* What needs to be done:
Below are records to be output exactly, every one of them.

(Stored data)
+ + +
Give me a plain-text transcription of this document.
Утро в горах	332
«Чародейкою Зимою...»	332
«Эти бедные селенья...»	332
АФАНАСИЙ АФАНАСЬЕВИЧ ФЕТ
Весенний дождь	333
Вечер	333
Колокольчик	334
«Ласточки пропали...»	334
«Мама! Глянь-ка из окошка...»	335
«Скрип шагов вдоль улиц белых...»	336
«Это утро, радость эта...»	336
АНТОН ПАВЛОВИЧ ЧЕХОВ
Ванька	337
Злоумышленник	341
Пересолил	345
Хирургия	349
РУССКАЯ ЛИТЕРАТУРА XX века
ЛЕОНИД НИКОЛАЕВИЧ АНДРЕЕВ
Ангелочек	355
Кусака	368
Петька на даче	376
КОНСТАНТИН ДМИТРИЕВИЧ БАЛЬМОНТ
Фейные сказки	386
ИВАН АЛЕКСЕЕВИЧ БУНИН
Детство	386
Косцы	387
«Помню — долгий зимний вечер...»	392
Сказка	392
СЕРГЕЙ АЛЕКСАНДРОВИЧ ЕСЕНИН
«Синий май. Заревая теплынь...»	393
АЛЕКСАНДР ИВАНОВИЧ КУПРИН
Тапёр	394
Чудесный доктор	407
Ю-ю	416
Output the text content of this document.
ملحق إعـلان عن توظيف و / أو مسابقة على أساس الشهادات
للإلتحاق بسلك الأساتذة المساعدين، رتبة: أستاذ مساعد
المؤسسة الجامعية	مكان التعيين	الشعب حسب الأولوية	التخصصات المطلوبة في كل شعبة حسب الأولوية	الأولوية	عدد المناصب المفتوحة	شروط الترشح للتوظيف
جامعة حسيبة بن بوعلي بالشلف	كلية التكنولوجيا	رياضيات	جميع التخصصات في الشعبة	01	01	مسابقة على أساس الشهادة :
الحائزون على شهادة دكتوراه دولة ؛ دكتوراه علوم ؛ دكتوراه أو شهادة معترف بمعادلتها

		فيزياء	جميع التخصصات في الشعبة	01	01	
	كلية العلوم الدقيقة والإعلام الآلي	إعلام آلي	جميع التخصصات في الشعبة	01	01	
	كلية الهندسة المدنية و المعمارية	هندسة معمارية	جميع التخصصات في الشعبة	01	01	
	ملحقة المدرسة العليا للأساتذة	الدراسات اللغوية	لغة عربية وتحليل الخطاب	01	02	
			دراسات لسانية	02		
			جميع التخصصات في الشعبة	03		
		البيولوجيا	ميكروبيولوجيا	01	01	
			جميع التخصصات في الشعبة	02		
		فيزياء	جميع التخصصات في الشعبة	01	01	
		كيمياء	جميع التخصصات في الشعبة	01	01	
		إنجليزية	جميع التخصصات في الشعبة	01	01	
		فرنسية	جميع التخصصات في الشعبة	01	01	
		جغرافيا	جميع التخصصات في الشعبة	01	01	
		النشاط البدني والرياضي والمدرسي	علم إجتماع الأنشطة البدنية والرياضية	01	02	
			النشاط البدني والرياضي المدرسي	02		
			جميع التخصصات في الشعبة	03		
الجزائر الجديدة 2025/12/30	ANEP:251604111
+ + +
* Correct answer:
Give me a plain-text transcription of this document.
Утро в горах	332
«Чародейкою Зимою...»	332
«Эти бедные селенья...»	332
АФАНАСИЙ АФАНАСЬЕВИЧ ФЕТ
Весенний дождь	333
Вечер	333
Колокольчик	334
«Ласточки пропали...»	334
«Мама! Глянь-ка из окошка...»	335
«Скрип шагов вдоль улиц белых...»	336
«Это утро, радость эта...»	336
АНТОН ПАВЛОВИЧ ЧЕХОВ
Ванька	337
Злоумышленник	341
Пересолил	345
Хирургия	349
РУССКАЯ ЛИТЕРАТУРА XX века
ЛЕОНИД НИКОЛАЕВИЧ АНДРЕЕВ
Ангелочек	355
Кусака	368
Петька на даче	376
КОНСТАНТИН ДМИТРИЕВИЧ БАЛЬМОНТ
Фейные сказки	386
ИВАН АЛЕКСЕЕВИЧ БУНИН
Детство	386
Косцы	387
«Помню — долгий зимний вечер...»	392
Сказка	392
СЕРГЕЙ АЛЕКСАНДРОВИЧ ЕСЕНИН
«Синий май. Заревая теплынь...»	393
АЛЕКСАНДР ИВАНОВИЧ КУПРИН
Тапёр	394
Чудесный доктор	407
Ю-ю	416
Output the text content of this document.
ملحق إعـلان عن توظيف و / أو مسابقة على أساس الشهادات
للإلتحاق بسلك الأساتذة المساعدين، رتبة: أستاذ مساعد
المؤسسة الجامعية	مكان التعيين	الشعب حسب الأولوية	التخصصات المطلوبة في كل شعبة حسب الأولوية	الأولوية	عدد المناصب المفتوحة	شروط الترشح للتوظيف
جامعة حسيبة بن بوعلي بالشلف	كلية التكنولوجيا	رياضيات	جميع التخصصات في الشعبة	01	01	مسابقة على أساس الشهادة :
الحائزون على شهادة دكتوراه دولة ؛ دكتوراه علوم ؛ دكتوراه أو شهادة معترف بمعادلتها

		فيزياء	جميع التخصصات في الشعبة	01	01	
	كلية العلوم الدقيقة والإعلام الآلي	إعلام آلي	جميع التخصصات في الشعبة	01	01	
	كلية الهندسة المدنية و المعمارية	هندسة معمارية	جميع التخصصات في الشعبة	01	01	
	ملحقة المدرسة العليا للأساتذة	الدراسات اللغوية	لغة عربية وتحليل الخطاب	01	02	
			دراسات لسانية	02		
			جميع التخصصات في الشعبة	03		
		البيولوجيا	ميكروبيولوجيا	01	01	
			جميع التخصصات في الشعبة	02		
		فيزياء	جميع التخصصات في الشعبة	01	01	
		كيمياء	جميع التخصصات في الشعبة	01	01	
		إنجليزية	جميع التخصصات في الشعبة	01	01	
		فرنسية	جميع التخصصات في الشعبة	01	01	
		جغرافيا	جميع التخصصات في الشعبة	01	01	
		النشاط البدني والرياضي والمدرسي	علم إجتماع الأنشطة البدنية والرياضية	01	02	
			النشاط البدني والرياضي المدرسي	02		
			جميع التخصصات في الشعبة	03		
الجزائر الجديدة 2025/12/30	ANEP:251604111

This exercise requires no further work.